Review the listing and copy each line that holds the word "solely".

MATERIAL TO PROCESS:

— START —

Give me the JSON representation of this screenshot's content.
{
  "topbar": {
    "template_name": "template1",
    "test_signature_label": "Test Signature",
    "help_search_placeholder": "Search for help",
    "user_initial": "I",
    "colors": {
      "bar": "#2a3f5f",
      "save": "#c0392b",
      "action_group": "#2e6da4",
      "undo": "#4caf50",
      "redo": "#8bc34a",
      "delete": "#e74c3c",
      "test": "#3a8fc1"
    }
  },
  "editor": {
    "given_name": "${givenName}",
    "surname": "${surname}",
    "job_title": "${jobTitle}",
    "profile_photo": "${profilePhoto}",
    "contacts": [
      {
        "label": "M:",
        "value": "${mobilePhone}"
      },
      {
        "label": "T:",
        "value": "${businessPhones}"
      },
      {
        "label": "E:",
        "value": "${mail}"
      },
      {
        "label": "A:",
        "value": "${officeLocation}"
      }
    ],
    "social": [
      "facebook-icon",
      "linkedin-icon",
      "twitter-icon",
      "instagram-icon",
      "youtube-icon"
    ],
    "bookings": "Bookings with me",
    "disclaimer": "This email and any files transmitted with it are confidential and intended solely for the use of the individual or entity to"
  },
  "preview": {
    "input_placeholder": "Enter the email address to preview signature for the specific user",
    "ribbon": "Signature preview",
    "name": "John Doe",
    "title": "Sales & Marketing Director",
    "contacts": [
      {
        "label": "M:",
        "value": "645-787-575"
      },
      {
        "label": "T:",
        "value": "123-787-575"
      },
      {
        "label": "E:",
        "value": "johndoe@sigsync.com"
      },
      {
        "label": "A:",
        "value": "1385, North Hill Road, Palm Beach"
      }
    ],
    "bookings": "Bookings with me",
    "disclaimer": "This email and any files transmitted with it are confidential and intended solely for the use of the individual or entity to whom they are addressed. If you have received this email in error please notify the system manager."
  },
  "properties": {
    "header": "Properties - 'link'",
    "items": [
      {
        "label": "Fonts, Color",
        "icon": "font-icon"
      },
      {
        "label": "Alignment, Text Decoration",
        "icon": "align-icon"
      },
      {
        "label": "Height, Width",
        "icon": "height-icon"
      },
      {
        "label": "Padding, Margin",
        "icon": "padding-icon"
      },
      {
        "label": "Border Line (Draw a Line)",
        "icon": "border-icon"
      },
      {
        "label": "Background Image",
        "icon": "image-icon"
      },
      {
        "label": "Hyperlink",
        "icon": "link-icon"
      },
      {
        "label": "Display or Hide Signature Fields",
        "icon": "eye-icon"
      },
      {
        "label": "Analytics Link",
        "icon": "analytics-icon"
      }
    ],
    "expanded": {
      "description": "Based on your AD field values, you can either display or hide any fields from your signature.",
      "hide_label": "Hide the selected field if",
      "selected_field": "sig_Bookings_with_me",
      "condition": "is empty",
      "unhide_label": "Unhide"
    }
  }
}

— END —
— START —

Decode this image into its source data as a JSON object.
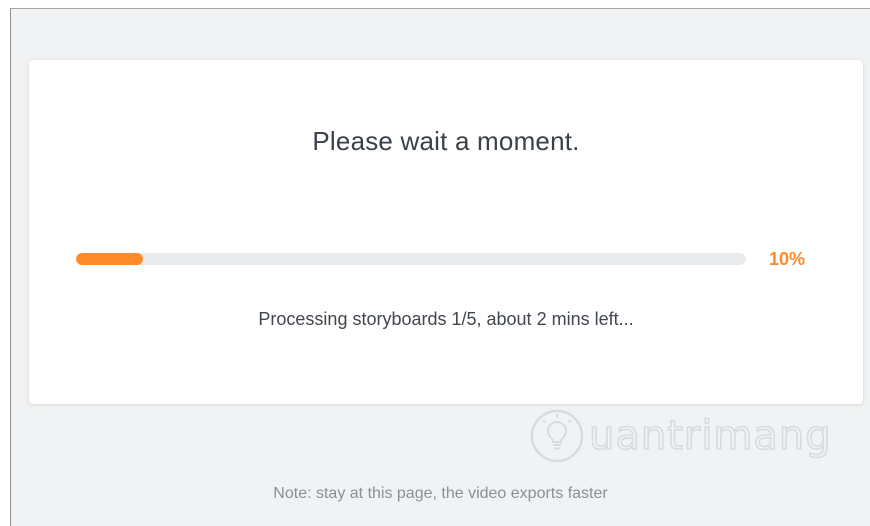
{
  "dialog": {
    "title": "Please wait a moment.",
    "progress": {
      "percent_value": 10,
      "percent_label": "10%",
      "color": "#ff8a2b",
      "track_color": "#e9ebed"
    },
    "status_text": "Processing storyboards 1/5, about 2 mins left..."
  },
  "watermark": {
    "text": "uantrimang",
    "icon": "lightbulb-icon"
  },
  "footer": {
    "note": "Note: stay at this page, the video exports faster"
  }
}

— END —

RESPONSE:
    "disclaimer": "This email and any files transmitted with it are confidential and intended solely for the use of the individual or entity to"
    "disclaimer": "This email and any files transmitted with it are confidential and intended solely for the use of the individual or entity to whom they are addressed. If you have received this email in error please notify the system manager."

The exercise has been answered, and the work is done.